#### [The input]
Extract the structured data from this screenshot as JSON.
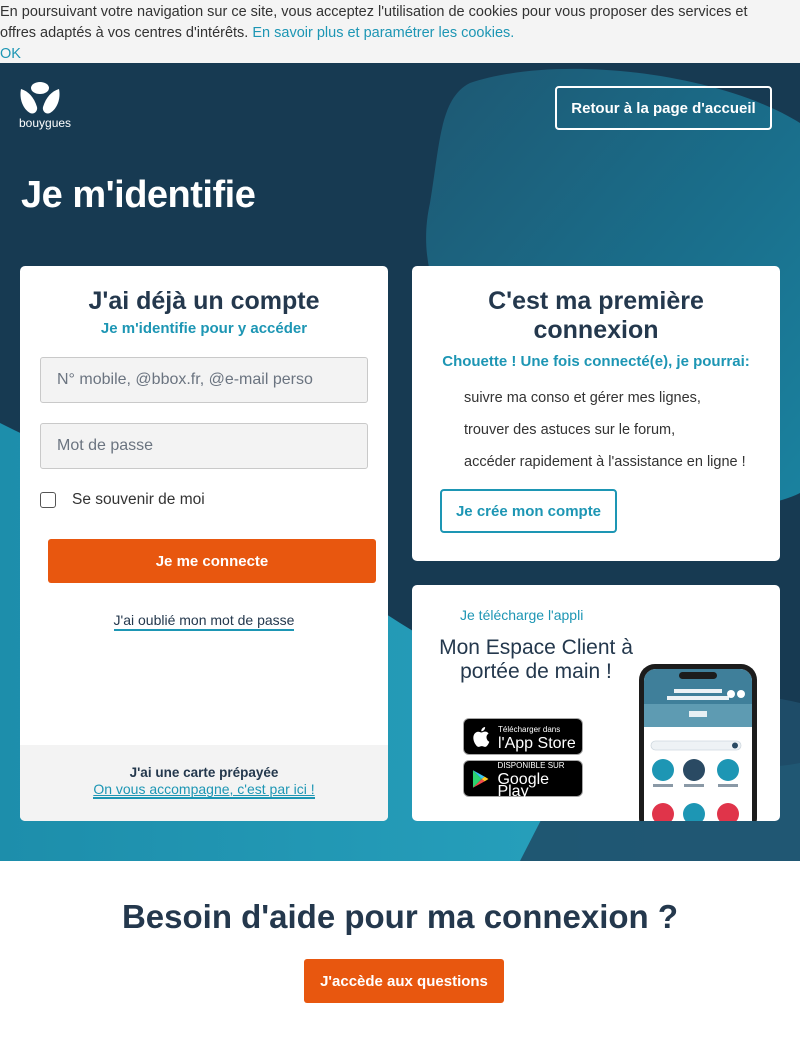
{
  "cookie": {
    "text": "En poursuivant votre navigation sur ce site, vous acceptez l'utilisation de cookies pour vous proposer des services et offres adaptés à vos centres d'intérêts.",
    "link": "En savoir plus et paramétrer les cookies.",
    "ok": "OK"
  },
  "header": {
    "logo_text": "bouygues",
    "home_button": "Retour à la page d'accueil"
  },
  "page_title": "Je m'identifie",
  "login": {
    "title": "J'ai déjà un compte",
    "subtitle": "Je m'identifie pour y accéder",
    "username_placeholder": "N° mobile, @bbox.fr, @e-mail perso",
    "password_placeholder": "Mot de passe",
    "remember_label": "Se souvenir de moi",
    "remember_checked": false,
    "submit": "Je me connecte",
    "forgot": "J'ai oublié mon mot de passe",
    "prepaid_title": "J'ai une carte prépayée",
    "prepaid_link": "On vous accompagne, c'est par ici !"
  },
  "first": {
    "title": "C'est ma première connexion",
    "subtitle": "Chouette ! Une fois connecté(e), je pourrai:",
    "bullets": [
      "suivre ma conso et gérer mes lignes,",
      "trouver des astuces sur le forum,",
      "accéder rapidement à l'assistance en ligne !"
    ],
    "cta": "Je crée mon compte"
  },
  "app": {
    "kicker": "Je télécharge l'appli",
    "title": "Mon Espace Client à portée de main !",
    "appstore_small": "Télécharger dans",
    "appstore_big": "l'App Store",
    "gplay_small": "DISPONIBLE SUR",
    "gplay_big": "Google Play"
  },
  "help": {
    "title": "Besoin d'aide pour ma connexion ?",
    "cta": "J'accède aux questions"
  },
  "colors": {
    "navy": "#173a52",
    "teal": "#1d96b4",
    "orange": "#e8570f",
    "text": "#24384d"
  }
}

#### [Exercise instructions]
Gather all lines with the string "accéder" from the data.

#### [Correct result]
    "subtitle": "Je m'identifie pour y accéder",
      "accéder rapidement à l'assistance en ligne !"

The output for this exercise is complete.